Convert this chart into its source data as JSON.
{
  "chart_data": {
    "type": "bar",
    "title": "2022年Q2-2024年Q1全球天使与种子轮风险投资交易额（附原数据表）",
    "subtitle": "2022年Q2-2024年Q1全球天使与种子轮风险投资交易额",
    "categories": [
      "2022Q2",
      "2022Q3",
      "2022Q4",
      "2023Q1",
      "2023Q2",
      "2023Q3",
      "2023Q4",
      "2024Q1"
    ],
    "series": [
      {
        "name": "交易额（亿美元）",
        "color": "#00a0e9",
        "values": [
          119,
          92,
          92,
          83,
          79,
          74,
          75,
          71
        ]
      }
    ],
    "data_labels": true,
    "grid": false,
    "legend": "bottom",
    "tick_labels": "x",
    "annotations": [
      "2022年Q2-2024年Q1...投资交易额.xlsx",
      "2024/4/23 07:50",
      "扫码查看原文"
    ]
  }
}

——

Repeat back the data above, exact to the last character.

Convert this chart into its source data as JSON.
{
  "chart_data": {
    "type": "bar",
    "title": "2022年Q2-2024年Q1全球天使与种子轮风险投资交易额（附原数据表）",
    "subtitle": "2022年Q2-2024年Q1全球天使与种子轮风险投资交易额",
    "categories": [
      "2022Q2",
      "2022Q3",
      "2022Q4",
      "2023Q1",
      "2023Q2",
      "2023Q3",
      "2023Q4",
      "2024Q1"
    ],
    "series": [
      {
        "name": "交易额（亿美元）",
        "color": "#00a0e9",
        "values": [
          119,
          92,
          92,
          83,
          79,
          74,
          75,
          71
        ]
      }
    ],
    "data_labels": true,
    "grid": false,
    "legend": "bottom",
    "tick_labels": "x",
    "annotations": [
      "2022年Q2-2024年Q1...投资交易额.xlsx",
      "2024/4/23 07:50",
      "扫码查看原文"
    ]
  }
}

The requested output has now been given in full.